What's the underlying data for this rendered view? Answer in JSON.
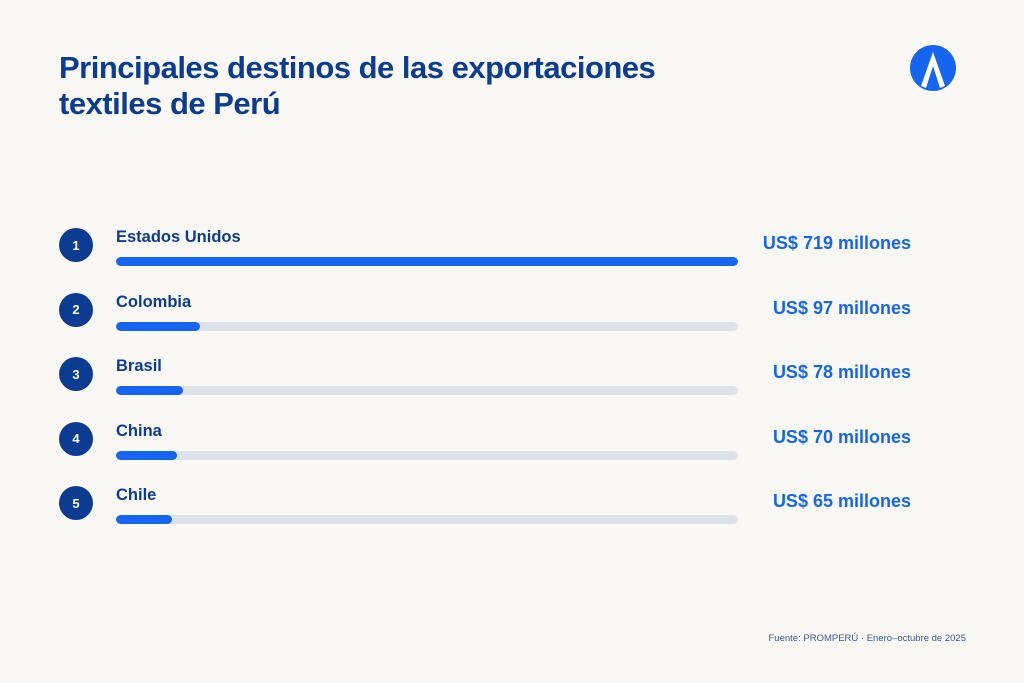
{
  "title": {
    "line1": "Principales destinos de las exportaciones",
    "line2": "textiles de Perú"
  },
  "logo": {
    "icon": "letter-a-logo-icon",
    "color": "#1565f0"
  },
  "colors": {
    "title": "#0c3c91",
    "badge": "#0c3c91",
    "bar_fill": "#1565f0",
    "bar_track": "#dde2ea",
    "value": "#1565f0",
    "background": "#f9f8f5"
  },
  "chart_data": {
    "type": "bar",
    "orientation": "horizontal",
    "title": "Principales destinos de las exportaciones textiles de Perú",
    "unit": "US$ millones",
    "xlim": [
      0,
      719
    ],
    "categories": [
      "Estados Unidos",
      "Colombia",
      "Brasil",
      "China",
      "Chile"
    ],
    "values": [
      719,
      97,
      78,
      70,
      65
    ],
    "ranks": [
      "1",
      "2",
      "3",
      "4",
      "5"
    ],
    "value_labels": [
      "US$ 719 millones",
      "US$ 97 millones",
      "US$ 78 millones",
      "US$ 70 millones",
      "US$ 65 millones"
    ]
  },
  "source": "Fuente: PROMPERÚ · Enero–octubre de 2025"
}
▬▬▬
Go through the listing above and write it all out exactly, leaving out any picture.

What's the underlying data for this rendered view? Answer in JSON.
{
  "title": {
    "line1": "Principales destinos de las exportaciones",
    "line2": "textiles de Perú"
  },
  "logo": {
    "icon": "letter-a-logo-icon",
    "color": "#1565f0"
  },
  "colors": {
    "title": "#0c3c91",
    "badge": "#0c3c91",
    "bar_fill": "#1565f0",
    "bar_track": "#dde2ea",
    "value": "#1565f0",
    "background": "#f9f8f5"
  },
  "chart_data": {
    "type": "bar",
    "orientation": "horizontal",
    "title": "Principales destinos de las exportaciones textiles de Perú",
    "unit": "US$ millones",
    "xlim": [
      0,
      719
    ],
    "categories": [
      "Estados Unidos",
      "Colombia",
      "Brasil",
      "China",
      "Chile"
    ],
    "values": [
      719,
      97,
      78,
      70,
      65
    ],
    "ranks": [
      "1",
      "2",
      "3",
      "4",
      "5"
    ],
    "value_labels": [
      "US$ 719 millones",
      "US$ 97 millones",
      "US$ 78 millones",
      "US$ 70 millones",
      "US$ 65 millones"
    ]
  },
  "source": "Fuente: PROMPERÚ · Enero–octubre de 2025"
}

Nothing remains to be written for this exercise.